Written task
The records below need retyping in full; give them again exactly.

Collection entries
::::
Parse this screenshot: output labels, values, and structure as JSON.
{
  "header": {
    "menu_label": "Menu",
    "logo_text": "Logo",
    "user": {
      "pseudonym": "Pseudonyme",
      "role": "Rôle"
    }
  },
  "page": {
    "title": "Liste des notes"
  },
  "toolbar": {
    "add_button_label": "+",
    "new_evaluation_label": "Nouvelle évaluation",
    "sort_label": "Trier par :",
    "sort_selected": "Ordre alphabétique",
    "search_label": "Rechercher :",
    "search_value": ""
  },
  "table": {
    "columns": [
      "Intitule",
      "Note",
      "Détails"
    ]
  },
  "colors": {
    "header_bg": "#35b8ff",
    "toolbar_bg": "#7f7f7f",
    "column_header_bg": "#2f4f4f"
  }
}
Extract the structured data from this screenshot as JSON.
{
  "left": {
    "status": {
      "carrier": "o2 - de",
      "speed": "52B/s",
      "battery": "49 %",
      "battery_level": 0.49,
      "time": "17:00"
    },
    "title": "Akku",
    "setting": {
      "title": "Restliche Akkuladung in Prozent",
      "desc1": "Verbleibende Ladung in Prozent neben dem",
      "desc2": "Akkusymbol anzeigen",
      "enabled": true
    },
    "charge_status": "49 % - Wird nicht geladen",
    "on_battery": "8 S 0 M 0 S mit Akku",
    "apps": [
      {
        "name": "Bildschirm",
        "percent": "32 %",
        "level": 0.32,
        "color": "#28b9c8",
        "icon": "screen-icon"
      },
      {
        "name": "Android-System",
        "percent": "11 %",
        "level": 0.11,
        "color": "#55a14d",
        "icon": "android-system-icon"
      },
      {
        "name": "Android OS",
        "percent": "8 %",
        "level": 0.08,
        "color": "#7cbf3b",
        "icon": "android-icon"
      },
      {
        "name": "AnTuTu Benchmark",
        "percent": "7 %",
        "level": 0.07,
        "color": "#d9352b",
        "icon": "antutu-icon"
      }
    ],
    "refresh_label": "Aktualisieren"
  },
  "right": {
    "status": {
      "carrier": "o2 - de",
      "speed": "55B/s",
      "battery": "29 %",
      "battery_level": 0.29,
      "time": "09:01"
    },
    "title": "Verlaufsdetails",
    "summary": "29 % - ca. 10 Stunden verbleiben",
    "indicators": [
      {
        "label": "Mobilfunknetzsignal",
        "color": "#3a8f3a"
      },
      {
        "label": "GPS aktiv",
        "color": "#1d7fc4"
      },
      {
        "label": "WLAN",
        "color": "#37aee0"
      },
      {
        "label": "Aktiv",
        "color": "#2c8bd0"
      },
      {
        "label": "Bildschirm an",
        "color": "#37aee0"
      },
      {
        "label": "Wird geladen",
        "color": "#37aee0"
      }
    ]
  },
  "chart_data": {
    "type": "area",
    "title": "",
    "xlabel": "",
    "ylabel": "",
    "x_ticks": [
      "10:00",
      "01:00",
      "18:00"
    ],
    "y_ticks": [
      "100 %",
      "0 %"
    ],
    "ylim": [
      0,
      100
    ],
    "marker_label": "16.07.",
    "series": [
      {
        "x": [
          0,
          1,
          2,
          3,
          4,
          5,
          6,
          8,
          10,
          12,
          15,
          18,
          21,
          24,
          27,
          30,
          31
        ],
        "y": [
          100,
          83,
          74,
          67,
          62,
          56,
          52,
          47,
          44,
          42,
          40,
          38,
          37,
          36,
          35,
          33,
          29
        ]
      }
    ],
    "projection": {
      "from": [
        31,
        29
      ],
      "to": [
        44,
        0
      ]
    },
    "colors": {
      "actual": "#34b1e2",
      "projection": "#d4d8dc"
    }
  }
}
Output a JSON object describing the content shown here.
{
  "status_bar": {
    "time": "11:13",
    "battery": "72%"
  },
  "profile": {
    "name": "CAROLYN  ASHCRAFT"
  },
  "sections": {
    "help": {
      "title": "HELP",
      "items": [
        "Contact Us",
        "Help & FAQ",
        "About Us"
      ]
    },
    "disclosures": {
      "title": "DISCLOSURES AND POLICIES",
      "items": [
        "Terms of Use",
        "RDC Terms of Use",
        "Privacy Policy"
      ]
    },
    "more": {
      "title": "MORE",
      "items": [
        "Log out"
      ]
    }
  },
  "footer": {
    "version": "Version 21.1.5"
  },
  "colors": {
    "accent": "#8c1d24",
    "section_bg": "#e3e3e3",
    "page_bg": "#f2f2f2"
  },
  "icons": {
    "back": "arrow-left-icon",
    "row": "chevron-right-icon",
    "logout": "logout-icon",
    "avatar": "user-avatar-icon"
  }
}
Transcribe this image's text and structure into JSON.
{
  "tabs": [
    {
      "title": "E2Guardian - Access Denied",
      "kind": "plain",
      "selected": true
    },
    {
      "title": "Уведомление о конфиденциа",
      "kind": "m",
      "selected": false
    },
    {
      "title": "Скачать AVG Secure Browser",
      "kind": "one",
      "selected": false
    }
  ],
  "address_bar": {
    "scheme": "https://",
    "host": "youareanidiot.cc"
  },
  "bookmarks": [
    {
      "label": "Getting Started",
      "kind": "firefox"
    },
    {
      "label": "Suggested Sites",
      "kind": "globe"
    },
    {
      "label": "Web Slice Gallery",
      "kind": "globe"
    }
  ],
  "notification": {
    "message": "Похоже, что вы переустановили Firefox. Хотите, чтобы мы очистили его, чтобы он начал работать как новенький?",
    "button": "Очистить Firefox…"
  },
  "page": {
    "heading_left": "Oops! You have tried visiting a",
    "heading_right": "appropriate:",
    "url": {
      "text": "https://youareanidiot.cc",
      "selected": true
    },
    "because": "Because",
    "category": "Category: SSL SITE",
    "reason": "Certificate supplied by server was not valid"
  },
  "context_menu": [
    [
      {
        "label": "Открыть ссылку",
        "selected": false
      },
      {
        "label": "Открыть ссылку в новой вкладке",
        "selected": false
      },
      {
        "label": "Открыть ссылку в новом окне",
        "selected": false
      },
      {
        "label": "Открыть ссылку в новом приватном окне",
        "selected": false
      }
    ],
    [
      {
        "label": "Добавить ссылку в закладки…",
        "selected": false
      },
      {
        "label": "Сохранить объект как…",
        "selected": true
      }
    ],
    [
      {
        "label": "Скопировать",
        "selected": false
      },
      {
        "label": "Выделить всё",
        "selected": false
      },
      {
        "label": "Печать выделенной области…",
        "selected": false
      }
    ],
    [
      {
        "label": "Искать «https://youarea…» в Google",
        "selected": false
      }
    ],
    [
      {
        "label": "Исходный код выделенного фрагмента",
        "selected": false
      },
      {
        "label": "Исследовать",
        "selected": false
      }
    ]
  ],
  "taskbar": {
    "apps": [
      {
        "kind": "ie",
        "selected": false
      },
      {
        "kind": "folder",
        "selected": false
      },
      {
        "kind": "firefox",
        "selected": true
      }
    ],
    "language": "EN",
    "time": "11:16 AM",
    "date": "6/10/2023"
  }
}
::::
Solution below
Parse this screenshot: output labels, values, and structure as JSON.
{
  "header": {
    "menu_label": "Menu",
    "logo_text": "Logo",
    "user": {
      "pseudonym": "Pseudonyme",
      "role": "Rôle"
    }
  },
  "page": {
    "title": "Liste des notes"
  },
  "toolbar": {
    "add_button_label": "+",
    "new_evaluation_label": "Nouvelle évaluation",
    "sort_label": "Trier par :",
    "sort_selected": "Ordre alphabétique",
    "search_label": "Rechercher :",
    "search_value": ""
  },
  "table": {
    "columns": [
      "Intitule",
      "Note",
      "Détails"
    ]
  },
  "colors": {
    "header_bg": "#35b8ff",
    "toolbar_bg": "#7f7f7f",
    "column_header_bg": "#2f4f4f"
  }
}
Extract the structured data from this screenshot as JSON.
{
  "left": {
    "status": {
      "carrier": "o2 - de",
      "speed": "52B/s",
      "battery": "49 %",
      "battery_level": 0.49,
      "time": "17:00"
    },
    "title": "Akku",
    "setting": {
      "title": "Restliche Akkuladung in Prozent",
      "desc1": "Verbleibende Ladung in Prozent neben dem",
      "desc2": "Akkusymbol anzeigen",
      "enabled": true
    },
    "charge_status": "49 % - Wird nicht geladen",
    "on_battery": "8 S 0 M 0 S mit Akku",
    "apps": [
      {
        "name": "Bildschirm",
        "percent": "32 %",
        "level": 0.32,
        "color": "#28b9c8",
        "icon": "screen-icon"
      },
      {
        "name": "Android-System",
        "percent": "11 %",
        "level": 0.11,
        "color": "#55a14d",
        "icon": "android-system-icon"
      },
      {
        "name": "Android OS",
        "percent": "8 %",
        "level": 0.08,
        "color": "#7cbf3b",
        "icon": "android-icon"
      },
      {
        "name": "AnTuTu Benchmark",
        "percent": "7 %",
        "level": 0.07,
        "color": "#d9352b",
        "icon": "antutu-icon"
      }
    ],
    "refresh_label": "Aktualisieren"
  },
  "right": {
    "status": {
      "carrier": "o2 - de",
      "speed": "55B/s",
      "battery": "29 %",
      "battery_level": 0.29,
      "time": "09:01"
    },
    "title": "Verlaufsdetails",
    "summary": "29 % - ca. 10 Stunden verbleiben",
    "indicators": [
      {
        "label": "Mobilfunknetzsignal",
        "color": "#3a8f3a"
      },
      {
        "label": "GPS aktiv",
        "color": "#1d7fc4"
      },
      {
        "label": "WLAN",
        "color": "#37aee0"
      },
      {
        "label": "Aktiv",
        "color": "#2c8bd0"
      },
      {
        "label": "Bildschirm an",
        "color": "#37aee0"
      },
      {
        "label": "Wird geladen",
        "color": "#37aee0"
      }
    ]
  },
  "chart_data": {
    "type": "area",
    "title": "",
    "xlabel": "",
    "ylabel": "",
    "x_ticks": [
      "10:00",
      "01:00",
      "18:00"
    ],
    "y_ticks": [
      "100 %",
      "0 %"
    ],
    "ylim": [
      0,
      100
    ],
    "marker_label": "16.07.",
    "series": [
      {
        "x": [
          0,
          1,
          2,
          3,
          4,
          5,
          6,
          8,
          10,
          12,
          15,
          18,
          21,
          24,
          27,
          30,
          31
        ],
        "y": [
          100,
          83,
          74,
          67,
          62,
          56,
          52,
          47,
          44,
          42,
          40,
          38,
          37,
          36,
          35,
          33,
          29
        ]
      }
    ],
    "projection": {
      "from": [
        31,
        29
      ],
      "to": [
        44,
        0
      ]
    },
    "colors": {
      "actual": "#34b1e2",
      "projection": "#d4d8dc"
    }
  }
}
Output a JSON object describing the content shown here.
{
  "status_bar": {
    "time": "11:13",
    "battery": "72%"
  },
  "profile": {
    "name": "CAROLYN  ASHCRAFT"
  },
  "sections": {
    "help": {
      "title": "HELP",
      "items": [
        "Contact Us",
        "Help & FAQ",
        "About Us"
      ]
    },
    "disclosures": {
      "title": "DISCLOSURES AND POLICIES",
      "items": [
        "Terms of Use",
        "RDC Terms of Use",
        "Privacy Policy"
      ]
    },
    "more": {
      "title": "MORE",
      "items": [
        "Log out"
      ]
    }
  },
  "footer": {
    "version": "Version 21.1.5"
  },
  "colors": {
    "accent": "#8c1d24",
    "section_bg": "#e3e3e3",
    "page_bg": "#f2f2f2"
  },
  "icons": {
    "back": "arrow-left-icon",
    "row": "chevron-right-icon",
    "logout": "logout-icon",
    "avatar": "user-avatar-icon"
  }
}
Transcribe this image's text and structure into JSON.
{
  "tabs": [
    {
      "title": "E2Guardian - Access Denied",
      "kind": "plain",
      "selected": true
    },
    {
      "title": "Уведомление о конфиденциа",
      "kind": "m",
      "selected": false
    },
    {
      "title": "Скачать AVG Secure Browser",
      "kind": "one",
      "selected": false
    }
  ],
  "address_bar": {
    "scheme": "https://",
    "host": "youareanidiot.cc"
  },
  "bookmarks": [
    {
      "label": "Getting Started",
      "kind": "firefox"
    },
    {
      "label": "Suggested Sites",
      "kind": "globe"
    },
    {
      "label": "Web Slice Gallery",
      "kind": "globe"
    }
  ],
  "notification": {
    "message": "Похоже, что вы переустановили Firefox. Хотите, чтобы мы очистили его, чтобы он начал работать как новенький?",
    "button": "Очистить Firefox…"
  },
  "page": {
    "heading_left": "Oops! You have tried visiting a",
    "heading_right": "appropriate:",
    "url": {
      "text": "https://youareanidiot.cc",
      "selected": true
    },
    "because": "Because",
    "category": "Category: SSL SITE",
    "reason": "Certificate supplied by server was not valid"
  },
  "context_menu": [
    [
      {
        "label": "Открыть ссылку",
        "selected": false
      },
      {
        "label": "Открыть ссылку в новой вкладке",
        "selected": false
      },
      {
        "label": "Открыть ссылку в новом окне",
        "selected": false
      },
      {
        "label": "Открыть ссылку в новом приватном окне",
        "selected": false
      }
    ],
    [
      {
        "label": "Добавить ссылку в закладки…",
        "selected": false
      },
      {
        "label": "Сохранить объект как…",
        "selected": true
      }
    ],
    [
      {
        "label": "Скопировать",
        "selected": false
      },
      {
        "label": "Выделить всё",
        "selected": false
      },
      {
        "label": "Печать выделенной области…",
        "selected": false
      }
    ],
    [
      {
        "label": "Искать «https://youarea…» в Google",
        "selected": false
      }
    ],
    [
      {
        "label": "Исходный код выделенного фрагмента",
        "selected": false
      },
      {
        "label": "Исследовать",
        "selected": false
      }
    ]
  ],
  "taskbar": {
    "apps": [
      {
        "kind": "ie",
        "selected": false
      },
      {
        "kind": "folder",
        "selected": false
      },
      {
        "kind": "firefox",
        "selected": true
      }
    ],
    "language": "EN",
    "time": "11:16 AM",
    "date": "6/10/2023"
  }
}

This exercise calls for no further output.